§ **TASK TO COMPLETE**
Return every record verbatim.

§ **DATA TO PROCESS**

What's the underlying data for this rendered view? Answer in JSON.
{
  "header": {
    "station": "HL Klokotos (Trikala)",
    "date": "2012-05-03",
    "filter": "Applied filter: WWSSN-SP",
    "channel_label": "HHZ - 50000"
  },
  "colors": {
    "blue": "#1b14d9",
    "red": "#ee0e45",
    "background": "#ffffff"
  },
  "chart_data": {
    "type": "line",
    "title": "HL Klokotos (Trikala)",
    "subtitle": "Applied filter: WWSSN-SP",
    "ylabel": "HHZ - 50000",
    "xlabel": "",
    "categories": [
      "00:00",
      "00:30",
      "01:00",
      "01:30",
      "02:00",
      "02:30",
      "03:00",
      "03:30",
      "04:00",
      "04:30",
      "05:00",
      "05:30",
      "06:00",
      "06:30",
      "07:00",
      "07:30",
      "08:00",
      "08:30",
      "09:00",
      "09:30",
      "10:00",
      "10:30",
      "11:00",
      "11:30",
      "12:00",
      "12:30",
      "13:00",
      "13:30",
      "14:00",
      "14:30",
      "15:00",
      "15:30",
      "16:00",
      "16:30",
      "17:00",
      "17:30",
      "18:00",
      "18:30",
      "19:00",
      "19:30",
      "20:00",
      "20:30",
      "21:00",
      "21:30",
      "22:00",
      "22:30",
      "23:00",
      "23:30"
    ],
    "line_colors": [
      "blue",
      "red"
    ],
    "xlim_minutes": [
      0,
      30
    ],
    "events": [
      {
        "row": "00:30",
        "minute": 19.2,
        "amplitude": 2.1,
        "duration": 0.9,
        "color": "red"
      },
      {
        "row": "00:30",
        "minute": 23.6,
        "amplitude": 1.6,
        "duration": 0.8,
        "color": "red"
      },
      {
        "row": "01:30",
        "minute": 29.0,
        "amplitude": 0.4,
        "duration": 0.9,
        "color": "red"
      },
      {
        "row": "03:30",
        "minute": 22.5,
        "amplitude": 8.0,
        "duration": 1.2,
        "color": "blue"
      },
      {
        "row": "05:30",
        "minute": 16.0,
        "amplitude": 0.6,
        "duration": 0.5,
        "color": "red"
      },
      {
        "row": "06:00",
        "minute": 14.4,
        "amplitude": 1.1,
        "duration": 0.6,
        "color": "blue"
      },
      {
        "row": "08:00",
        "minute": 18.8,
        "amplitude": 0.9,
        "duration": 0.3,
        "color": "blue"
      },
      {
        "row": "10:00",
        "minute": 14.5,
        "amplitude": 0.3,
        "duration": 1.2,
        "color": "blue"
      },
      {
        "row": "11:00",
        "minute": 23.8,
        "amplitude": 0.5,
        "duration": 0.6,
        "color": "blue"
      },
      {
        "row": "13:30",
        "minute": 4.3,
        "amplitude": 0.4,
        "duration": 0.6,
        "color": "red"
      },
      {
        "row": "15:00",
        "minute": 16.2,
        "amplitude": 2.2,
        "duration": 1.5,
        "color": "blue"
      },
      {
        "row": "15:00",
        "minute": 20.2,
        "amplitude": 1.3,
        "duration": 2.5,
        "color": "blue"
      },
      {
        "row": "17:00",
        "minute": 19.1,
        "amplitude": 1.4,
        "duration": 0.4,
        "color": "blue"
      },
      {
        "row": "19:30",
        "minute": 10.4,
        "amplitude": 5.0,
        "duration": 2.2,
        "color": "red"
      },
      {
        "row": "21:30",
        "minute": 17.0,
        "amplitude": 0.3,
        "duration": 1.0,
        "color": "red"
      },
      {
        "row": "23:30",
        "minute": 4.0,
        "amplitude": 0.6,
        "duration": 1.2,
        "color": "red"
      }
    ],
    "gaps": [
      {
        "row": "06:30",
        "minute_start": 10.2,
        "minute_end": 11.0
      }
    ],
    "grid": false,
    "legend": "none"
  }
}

§ **SOLVED PROBLEM**
What's the underlying data for this rendered view? Answer in JSON.
{
  "header": {
    "station": "HL Klokotos (Trikala)",
    "date": "2012-05-03",
    "filter": "Applied filter: WWSSN-SP",
    "channel_label": "HHZ - 50000"
  },
  "colors": {
    "blue": "#1b14d9",
    "red": "#ee0e45",
    "background": "#ffffff"
  },
  "chart_data": {
    "type": "line",
    "title": "HL Klokotos (Trikala)",
    "subtitle": "Applied filter: WWSSN-SP",
    "ylabel": "HHZ - 50000",
    "xlabel": "",
    "categories": [
      "00:00",
      "00:30",
      "01:00",
      "01:30",
      "02:00",
      "02:30",
      "03:00",
      "03:30",
      "04:00",
      "04:30",
      "05:00",
      "05:30",
      "06:00",
      "06:30",
      "07:00",
      "07:30",
      "08:00",
      "08:30",
      "09:00",
      "09:30",
      "10:00",
      "10:30",
      "11:00",
      "11:30",
      "12:00",
      "12:30",
      "13:00",
      "13:30",
      "14:00",
      "14:30",
      "15:00",
      "15:30",
      "16:00",
      "16:30",
      "17:00",
      "17:30",
      "18:00",
      "18:30",
      "19:00",
      "19:30",
      "20:00",
      "20:30",
      "21:00",
      "21:30",
      "22:00",
      "22:30",
      "23:00",
      "23:30"
    ],
    "line_colors": [
      "blue",
      "red"
    ],
    "xlim_minutes": [
      0,
      30
    ],
    "events": [
      {
        "row": "00:30",
        "minute": 19.2,
        "amplitude": 2.1,
        "duration": 0.9,
        "color": "red"
      },
      {
        "row": "00:30",
        "minute": 23.6,
        "amplitude": 1.6,
        "duration": 0.8,
        "color": "red"
      },
      {
        "row": "01:30",
        "minute": 29.0,
        "amplitude": 0.4,
        "duration": 0.9,
        "color": "red"
      },
      {
        "row": "03:30",
        "minute": 22.5,
        "amplitude": 8.0,
        "duration": 1.2,
        "color": "blue"
      },
      {
        "row": "05:30",
        "minute": 16.0,
        "amplitude": 0.6,
        "duration": 0.5,
        "color": "red"
      },
      {
        "row": "06:00",
        "minute": 14.4,
        "amplitude": 1.1,
        "duration": 0.6,
        "color": "blue"
      },
      {
        "row": "08:00",
        "minute": 18.8,
        "amplitude": 0.9,
        "duration": 0.3,
        "color": "blue"
      },
      {
        "row": "10:00",
        "minute": 14.5,
        "amplitude": 0.3,
        "duration": 1.2,
        "color": "blue"
      },
      {
        "row": "11:00",
        "minute": 23.8,
        "amplitude": 0.5,
        "duration": 0.6,
        "color": "blue"
      },
      {
        "row": "13:30",
        "minute": 4.3,
        "amplitude": 0.4,
        "duration": 0.6,
        "color": "red"
      },
      {
        "row": "15:00",
        "minute": 16.2,
        "amplitude": 2.2,
        "duration": 1.5,
        "color": "blue"
      },
      {
        "row": "15:00",
        "minute": 20.2,
        "amplitude": 1.3,
        "duration": 2.5,
        "color": "blue"
      },
      {
        "row": "17:00",
        "minute": 19.1,
        "amplitude": 1.4,
        "duration": 0.4,
        "color": "blue"
      },
      {
        "row": "19:30",
        "minute": 10.4,
        "amplitude": 5.0,
        "duration": 2.2,
        "color": "red"
      },
      {
        "row": "21:30",
        "minute": 17.0,
        "amplitude": 0.3,
        "duration": 1.0,
        "color": "red"
      },
      {
        "row": "23:30",
        "minute": 4.0,
        "amplitude": 0.6,
        "duration": 1.2,
        "color": "red"
      }
    ],
    "gaps": [
      {
        "row": "06:30",
        "minute_start": 10.2,
        "minute_end": 11.0
      }
    ],
    "grid": false,
    "legend": "none"
  }
}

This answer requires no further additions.